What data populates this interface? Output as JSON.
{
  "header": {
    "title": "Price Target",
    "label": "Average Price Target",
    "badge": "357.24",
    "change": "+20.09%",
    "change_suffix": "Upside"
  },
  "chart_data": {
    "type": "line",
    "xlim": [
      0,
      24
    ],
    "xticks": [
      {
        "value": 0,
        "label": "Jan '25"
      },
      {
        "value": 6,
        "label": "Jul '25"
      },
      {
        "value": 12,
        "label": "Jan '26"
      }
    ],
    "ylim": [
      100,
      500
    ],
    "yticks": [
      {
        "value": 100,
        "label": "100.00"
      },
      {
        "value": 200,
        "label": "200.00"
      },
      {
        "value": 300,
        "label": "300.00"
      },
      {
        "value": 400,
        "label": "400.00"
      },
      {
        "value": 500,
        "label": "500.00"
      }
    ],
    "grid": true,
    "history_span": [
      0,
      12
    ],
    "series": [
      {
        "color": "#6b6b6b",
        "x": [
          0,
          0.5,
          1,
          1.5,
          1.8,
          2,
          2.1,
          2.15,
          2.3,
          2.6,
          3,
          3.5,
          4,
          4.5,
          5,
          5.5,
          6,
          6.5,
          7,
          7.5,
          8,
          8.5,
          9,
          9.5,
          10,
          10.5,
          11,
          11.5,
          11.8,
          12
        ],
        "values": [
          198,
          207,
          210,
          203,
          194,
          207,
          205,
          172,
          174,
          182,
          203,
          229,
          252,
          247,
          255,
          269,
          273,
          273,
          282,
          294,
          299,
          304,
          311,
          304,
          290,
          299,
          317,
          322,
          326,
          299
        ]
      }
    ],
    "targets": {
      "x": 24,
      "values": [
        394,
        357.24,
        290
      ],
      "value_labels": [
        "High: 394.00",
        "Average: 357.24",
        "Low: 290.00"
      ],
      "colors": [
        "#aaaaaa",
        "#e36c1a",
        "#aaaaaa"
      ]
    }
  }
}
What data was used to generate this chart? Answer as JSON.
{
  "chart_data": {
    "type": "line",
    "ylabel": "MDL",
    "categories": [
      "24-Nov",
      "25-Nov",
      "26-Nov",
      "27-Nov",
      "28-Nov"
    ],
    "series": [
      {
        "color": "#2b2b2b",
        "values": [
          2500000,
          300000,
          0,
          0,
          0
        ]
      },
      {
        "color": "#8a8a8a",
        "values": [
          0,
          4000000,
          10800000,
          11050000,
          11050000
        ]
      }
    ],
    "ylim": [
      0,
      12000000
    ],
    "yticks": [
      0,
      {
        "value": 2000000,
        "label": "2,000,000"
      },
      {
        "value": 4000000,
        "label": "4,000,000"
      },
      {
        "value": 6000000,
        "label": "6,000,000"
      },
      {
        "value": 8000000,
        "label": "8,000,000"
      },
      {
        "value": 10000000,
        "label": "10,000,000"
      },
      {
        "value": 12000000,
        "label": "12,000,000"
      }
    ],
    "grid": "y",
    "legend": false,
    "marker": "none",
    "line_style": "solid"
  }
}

------------------------------------------------------------

_To do_
Please restate the records in full, word for word.

_Final result_
What data populates this interface? Output as JSON.
{
  "header": {
    "title": "Price Target",
    "label": "Average Price Target",
    "badge": "357.24",
    "change": "+20.09%",
    "change_suffix": "Upside"
  },
  "chart_data": {
    "type": "line",
    "xlim": [
      0,
      24
    ],
    "xticks": [
      {
        "value": 0,
        "label": "Jan '25"
      },
      {
        "value": 6,
        "label": "Jul '25"
      },
      {
        "value": 12,
        "label": "Jan '26"
      }
    ],
    "ylim": [
      100,
      500
    ],
    "yticks": [
      {
        "value": 100,
        "label": "100.00"
      },
      {
        "value": 200,
        "label": "200.00"
      },
      {
        "value": 300,
        "label": "300.00"
      },
      {
        "value": 400,
        "label": "400.00"
      },
      {
        "value": 500,
        "label": "500.00"
      }
    ],
    "grid": true,
    "history_span": [
      0,
      12
    ],
    "series": [
      {
        "color": "#6b6b6b",
        "x": [
          0,
          0.5,
          1,
          1.5,
          1.8,
          2,
          2.1,
          2.15,
          2.3,
          2.6,
          3,
          3.5,
          4,
          4.5,
          5,
          5.5,
          6,
          6.5,
          7,
          7.5,
          8,
          8.5,
          9,
          9.5,
          10,
          10.5,
          11,
          11.5,
          11.8,
          12
        ],
        "values": [
          198,
          207,
          210,
          203,
          194,
          207,
          205,
          172,
          174,
          182,
          203,
          229,
          252,
          247,
          255,
          269,
          273,
          273,
          282,
          294,
          299,
          304,
          311,
          304,
          290,
          299,
          317,
          322,
          326,
          299
        ]
      }
    ],
    "targets": {
      "x": 24,
      "values": [
        394,
        357.24,
        290
      ],
      "value_labels": [
        "High: 394.00",
        "Average: 357.24",
        "Low: 290.00"
      ],
      "colors": [
        "#aaaaaa",
        "#e36c1a",
        "#aaaaaa"
      ]
    }
  }
}
What data was used to generate this chart? Answer as JSON.
{
  "chart_data": {
    "type": "line",
    "ylabel": "MDL",
    "categories": [
      "24-Nov",
      "25-Nov",
      "26-Nov",
      "27-Nov",
      "28-Nov"
    ],
    "series": [
      {
        "color": "#2b2b2b",
        "values": [
          2500000,
          300000,
          0,
          0,
          0
        ]
      },
      {
        "color": "#8a8a8a",
        "values": [
          0,
          4000000,
          10800000,
          11050000,
          11050000
        ]
      }
    ],
    "ylim": [
      0,
      12000000
    ],
    "yticks": [
      0,
      {
        "value": 2000000,
        "label": "2,000,000"
      },
      {
        "value": 4000000,
        "label": "4,000,000"
      },
      {
        "value": 6000000,
        "label": "6,000,000"
      },
      {
        "value": 8000000,
        "label": "8,000,000"
      },
      {
        "value": 10000000,
        "label": "10,000,000"
      },
      {
        "value": 12000000,
        "label": "12,000,000"
      }
    ],
    "grid": "y",
    "legend": false,
    "marker": "none",
    "line_style": "solid"
  }
}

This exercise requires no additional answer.